Data extract ::
********************

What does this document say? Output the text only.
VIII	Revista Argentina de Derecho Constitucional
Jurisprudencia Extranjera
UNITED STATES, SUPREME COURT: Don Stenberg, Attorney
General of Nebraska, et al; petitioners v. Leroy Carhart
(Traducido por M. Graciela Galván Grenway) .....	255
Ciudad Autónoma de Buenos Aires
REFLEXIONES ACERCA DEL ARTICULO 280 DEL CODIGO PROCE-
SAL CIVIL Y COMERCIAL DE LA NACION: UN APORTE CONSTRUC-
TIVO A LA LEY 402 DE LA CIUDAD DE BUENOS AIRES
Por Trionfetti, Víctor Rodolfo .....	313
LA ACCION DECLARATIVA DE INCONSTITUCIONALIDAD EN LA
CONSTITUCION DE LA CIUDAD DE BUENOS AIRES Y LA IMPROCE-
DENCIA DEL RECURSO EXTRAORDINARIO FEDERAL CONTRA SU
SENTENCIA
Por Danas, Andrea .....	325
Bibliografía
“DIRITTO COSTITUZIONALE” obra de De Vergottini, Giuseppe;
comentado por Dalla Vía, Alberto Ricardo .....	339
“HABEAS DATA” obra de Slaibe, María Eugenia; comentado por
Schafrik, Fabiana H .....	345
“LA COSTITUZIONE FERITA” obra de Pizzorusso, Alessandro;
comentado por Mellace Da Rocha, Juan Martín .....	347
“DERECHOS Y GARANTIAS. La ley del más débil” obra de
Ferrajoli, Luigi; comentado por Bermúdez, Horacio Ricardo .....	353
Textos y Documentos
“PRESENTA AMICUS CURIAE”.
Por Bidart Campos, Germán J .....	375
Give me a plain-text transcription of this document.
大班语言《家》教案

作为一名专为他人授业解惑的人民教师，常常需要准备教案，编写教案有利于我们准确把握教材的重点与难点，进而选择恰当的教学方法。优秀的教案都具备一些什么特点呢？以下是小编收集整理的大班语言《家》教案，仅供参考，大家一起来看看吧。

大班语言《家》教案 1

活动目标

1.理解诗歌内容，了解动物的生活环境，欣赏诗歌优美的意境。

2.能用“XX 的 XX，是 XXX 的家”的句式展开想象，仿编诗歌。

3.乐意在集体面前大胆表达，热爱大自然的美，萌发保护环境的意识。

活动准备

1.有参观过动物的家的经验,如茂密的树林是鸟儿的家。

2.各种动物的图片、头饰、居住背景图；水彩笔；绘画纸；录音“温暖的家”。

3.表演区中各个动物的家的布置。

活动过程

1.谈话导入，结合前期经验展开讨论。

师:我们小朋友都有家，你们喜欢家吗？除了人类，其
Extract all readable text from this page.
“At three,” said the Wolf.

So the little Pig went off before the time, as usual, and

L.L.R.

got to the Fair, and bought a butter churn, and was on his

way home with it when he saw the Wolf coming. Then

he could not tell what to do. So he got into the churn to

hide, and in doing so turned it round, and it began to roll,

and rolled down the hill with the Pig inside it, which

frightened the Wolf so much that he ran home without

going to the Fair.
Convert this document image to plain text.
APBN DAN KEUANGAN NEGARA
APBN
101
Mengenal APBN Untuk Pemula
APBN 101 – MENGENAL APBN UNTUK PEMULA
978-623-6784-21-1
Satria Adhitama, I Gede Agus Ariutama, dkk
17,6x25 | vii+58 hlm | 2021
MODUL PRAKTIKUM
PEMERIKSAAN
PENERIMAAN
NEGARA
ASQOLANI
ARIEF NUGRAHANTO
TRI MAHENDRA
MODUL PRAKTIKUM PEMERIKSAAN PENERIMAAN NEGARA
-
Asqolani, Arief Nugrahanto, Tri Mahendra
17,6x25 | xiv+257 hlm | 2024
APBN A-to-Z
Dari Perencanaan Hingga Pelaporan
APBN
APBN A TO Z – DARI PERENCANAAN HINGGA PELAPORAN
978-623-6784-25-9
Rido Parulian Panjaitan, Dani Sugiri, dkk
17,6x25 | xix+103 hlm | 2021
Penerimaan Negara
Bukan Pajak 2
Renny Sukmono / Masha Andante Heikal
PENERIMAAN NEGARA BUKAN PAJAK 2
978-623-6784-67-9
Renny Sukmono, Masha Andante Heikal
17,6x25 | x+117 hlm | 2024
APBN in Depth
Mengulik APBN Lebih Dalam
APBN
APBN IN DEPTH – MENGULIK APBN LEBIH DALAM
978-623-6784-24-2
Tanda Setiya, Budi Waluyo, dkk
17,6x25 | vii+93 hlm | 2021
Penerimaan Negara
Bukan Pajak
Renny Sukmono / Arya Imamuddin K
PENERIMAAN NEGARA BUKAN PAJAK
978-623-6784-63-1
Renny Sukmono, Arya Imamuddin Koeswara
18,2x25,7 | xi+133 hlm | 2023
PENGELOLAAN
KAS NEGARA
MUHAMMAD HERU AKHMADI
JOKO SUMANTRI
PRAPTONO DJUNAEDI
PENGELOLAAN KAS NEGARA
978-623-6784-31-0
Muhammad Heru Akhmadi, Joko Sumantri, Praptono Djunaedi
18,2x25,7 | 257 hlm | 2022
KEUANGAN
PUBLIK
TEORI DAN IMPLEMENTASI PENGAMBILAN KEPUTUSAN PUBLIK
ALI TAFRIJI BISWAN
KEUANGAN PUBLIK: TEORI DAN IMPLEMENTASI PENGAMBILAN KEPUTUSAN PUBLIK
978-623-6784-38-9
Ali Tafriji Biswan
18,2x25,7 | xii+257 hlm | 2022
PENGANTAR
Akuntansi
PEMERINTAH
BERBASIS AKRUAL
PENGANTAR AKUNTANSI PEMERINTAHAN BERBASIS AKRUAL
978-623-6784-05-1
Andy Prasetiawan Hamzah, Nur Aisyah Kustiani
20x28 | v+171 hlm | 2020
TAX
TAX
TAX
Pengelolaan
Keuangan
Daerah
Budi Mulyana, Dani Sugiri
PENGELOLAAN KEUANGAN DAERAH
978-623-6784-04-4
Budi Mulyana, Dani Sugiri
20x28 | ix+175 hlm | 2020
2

********************

Objective :: Copy out all of the records above with nothing altered.

Exercise result ::
What does this document say? Output the text only.
VIII	Revista Argentina de Derecho Constitucional
Jurisprudencia Extranjera
UNITED STATES, SUPREME COURT: Don Stenberg, Attorney
General of Nebraska, et al; petitioners v. Leroy Carhart
(Traducido por M. Graciela Galván Grenway) .....	255
Ciudad Autónoma de Buenos Aires
REFLEXIONES ACERCA DEL ARTICULO 280 DEL CODIGO PROCE-
SAL CIVIL Y COMERCIAL DE LA NACION: UN APORTE CONSTRUC-
TIVO A LA LEY 402 DE LA CIUDAD DE BUENOS AIRES
Por Trionfetti, Víctor Rodolfo .....	313
LA ACCION DECLARATIVA DE INCONSTITUCIONALIDAD EN LA
CONSTITUCION DE LA CIUDAD DE BUENOS AIRES Y LA IMPROCE-
DENCIA DEL RECURSO EXTRAORDINARIO FEDERAL CONTRA SU
SENTENCIA
Por Danas, Andrea .....	325
Bibliografía
“DIRITTO COSTITUZIONALE” obra de De Vergottini, Giuseppe;
comentado por Dalla Vía, Alberto Ricardo .....	339
“HABEAS DATA” obra de Slaibe, María Eugenia; comentado por
Schafrik, Fabiana H .....	345
“LA COSTITUZIONE FERITA” obra de Pizzorusso, Alessandro;
comentado por Mellace Da Rocha, Juan Martín .....	347
“DERECHOS Y GARANTIAS. La ley del más débil” obra de
Ferrajoli, Luigi; comentado por Bermúdez, Horacio Ricardo .....	353
Textos y Documentos
“PRESENTA AMICUS CURIAE”.
Por Bidart Campos, Germán J .....	375
Give me a plain-text transcription of this document.
大班语言《家》教案

作为一名专为他人授业解惑的人民教师，常常需要准备教案，编写教案有利于我们准确把握教材的重点与难点，进而选择恰当的教学方法。优秀的教案都具备一些什么特点呢？以下是小编收集整理的大班语言《家》教案，仅供参考，大家一起来看看吧。

大班语言《家》教案 1

活动目标

1.理解诗歌内容，了解动物的生活环境，欣赏诗歌优美的意境。

2.能用“XX 的 XX，是 XXX 的家”的句式展开想象，仿编诗歌。

3.乐意在集体面前大胆表达，热爱大自然的美，萌发保护环境的意识。

活动准备

1.有参观过动物的家的经验,如茂密的树林是鸟儿的家。

2.各种动物的图片、头饰、居住背景图；水彩笔；绘画纸；录音“温暖的家”。

3.表演区中各个动物的家的布置。

活动过程

1.谈话导入，结合前期经验展开讨论。

师:我们小朋友都有家，你们喜欢家吗？除了人类，其
Extract all readable text from this page.
“At three,” said the Wolf.

So the little Pig went off before the time, as usual, and

L.L.R.

got to the Fair, and bought a butter churn, and was on his

way home with it when he saw the Wolf coming. Then

he could not tell what to do. So he got into the churn to

hide, and in doing so turned it round, and it began to roll,

and rolled down the hill with the Pig inside it, which

frightened the Wolf so much that he ran home without

going to the Fair.
Convert this document image to plain text.
APBN DAN KEUANGAN NEGARA
APBN
101
Mengenal APBN Untuk Pemula
APBN 101 – MENGENAL APBN UNTUK PEMULA
978-623-6784-21-1
Satria Adhitama, I Gede Agus Ariutama, dkk
17,6x25 | vii+58 hlm | 2021
MODUL PRAKTIKUM
PEMERIKSAAN
PENERIMAAN
NEGARA
ASQOLANI
ARIEF NUGRAHANTO
TRI MAHENDRA
MODUL PRAKTIKUM PEMERIKSAAN PENERIMAAN NEGARA
-
Asqolani, Arief Nugrahanto, Tri Mahendra
17,6x25 | xiv+257 hlm | 2024
APBN A-to-Z
Dari Perencanaan Hingga Pelaporan
APBN
APBN A TO Z – DARI PERENCANAAN HINGGA PELAPORAN
978-623-6784-25-9
Rido Parulian Panjaitan, Dani Sugiri, dkk
17,6x25 | xix+103 hlm | 2021
Penerimaan Negara
Bukan Pajak 2
Renny Sukmono / Masha Andante Heikal
PENERIMAAN NEGARA BUKAN PAJAK 2
978-623-6784-67-9
Renny Sukmono, Masha Andante Heikal
17,6x25 | x+117 hlm | 2024
APBN in Depth
Mengulik APBN Lebih Dalam
APBN
APBN IN DEPTH – MENGULIK APBN LEBIH DALAM
978-623-6784-24-2
Tanda Setiya, Budi Waluyo, dkk
17,6x25 | vii+93 hlm | 2021
Penerimaan Negara
Bukan Pajak
Renny Sukmono / Arya Imamuddin K
PENERIMAAN NEGARA BUKAN PAJAK
978-623-6784-63-1
Renny Sukmono, Arya Imamuddin Koeswara
18,2x25,7 | xi+133 hlm | 2023
PENGELOLAAN
KAS NEGARA
MUHAMMAD HERU AKHMADI
JOKO SUMANTRI
PRAPTONO DJUNAEDI
PENGELOLAAN KAS NEGARA
978-623-6784-31-0
Muhammad Heru Akhmadi, Joko Sumantri, Praptono Djunaedi
18,2x25,7 | 257 hlm | 2022
KEUANGAN
PUBLIK
TEORI DAN IMPLEMENTASI PENGAMBILAN KEPUTUSAN PUBLIK
ALI TAFRIJI BISWAN
KEUANGAN PUBLIK: TEORI DAN IMPLEMENTASI PENGAMBILAN KEPUTUSAN PUBLIK
978-623-6784-38-9
Ali Tafriji Biswan
18,2x25,7 | xii+257 hlm | 2022
PENGANTAR
Akuntansi
PEMERINTAH
BERBASIS AKRUAL
PENGANTAR AKUNTANSI PEMERINTAHAN BERBASIS AKRUAL
978-623-6784-05-1
Andy Prasetiawan Hamzah, Nur Aisyah Kustiani
20x28 | v+171 hlm | 2020
TAX
TAX
TAX
Pengelolaan
Keuangan
Daerah
Budi Mulyana, Dani Sugiri
PENGELOLAAN KEUANGAN DAERAH
978-623-6784-04-4
Budi Mulyana, Dani Sugiri
20x28 | ix+175 hlm | 2020
2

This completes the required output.